*Task goal*
Count the lines below that contain the word "this", and reply with that number alone.

^^^^

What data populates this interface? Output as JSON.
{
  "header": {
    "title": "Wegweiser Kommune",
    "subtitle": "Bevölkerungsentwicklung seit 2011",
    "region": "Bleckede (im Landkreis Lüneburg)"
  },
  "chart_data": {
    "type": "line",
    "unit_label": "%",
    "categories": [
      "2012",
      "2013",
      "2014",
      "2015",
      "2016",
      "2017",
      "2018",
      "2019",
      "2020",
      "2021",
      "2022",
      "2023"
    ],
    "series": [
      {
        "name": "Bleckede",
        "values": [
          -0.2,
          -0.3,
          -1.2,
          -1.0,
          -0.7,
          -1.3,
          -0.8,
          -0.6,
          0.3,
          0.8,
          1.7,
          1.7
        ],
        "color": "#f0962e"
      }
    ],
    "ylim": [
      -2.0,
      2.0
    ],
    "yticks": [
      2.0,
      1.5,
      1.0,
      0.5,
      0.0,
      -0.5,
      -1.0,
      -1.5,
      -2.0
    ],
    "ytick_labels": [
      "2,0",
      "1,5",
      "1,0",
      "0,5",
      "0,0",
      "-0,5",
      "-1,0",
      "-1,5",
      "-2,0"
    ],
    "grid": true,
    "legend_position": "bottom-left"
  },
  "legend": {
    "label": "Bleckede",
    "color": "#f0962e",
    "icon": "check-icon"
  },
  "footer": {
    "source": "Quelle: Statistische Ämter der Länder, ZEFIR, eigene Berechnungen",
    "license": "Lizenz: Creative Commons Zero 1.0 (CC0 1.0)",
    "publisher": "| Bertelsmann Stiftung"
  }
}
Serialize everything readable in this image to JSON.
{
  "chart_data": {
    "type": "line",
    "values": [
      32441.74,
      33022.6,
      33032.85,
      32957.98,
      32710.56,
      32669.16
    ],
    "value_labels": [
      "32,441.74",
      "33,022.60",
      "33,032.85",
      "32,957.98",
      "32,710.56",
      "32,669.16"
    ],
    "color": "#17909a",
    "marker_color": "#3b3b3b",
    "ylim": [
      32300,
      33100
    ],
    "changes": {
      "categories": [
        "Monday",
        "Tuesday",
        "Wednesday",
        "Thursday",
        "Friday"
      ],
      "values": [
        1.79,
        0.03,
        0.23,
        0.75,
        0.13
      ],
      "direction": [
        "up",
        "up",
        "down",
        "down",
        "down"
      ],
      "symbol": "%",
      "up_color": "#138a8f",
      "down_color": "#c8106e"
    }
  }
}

^^^^

*Written response*
2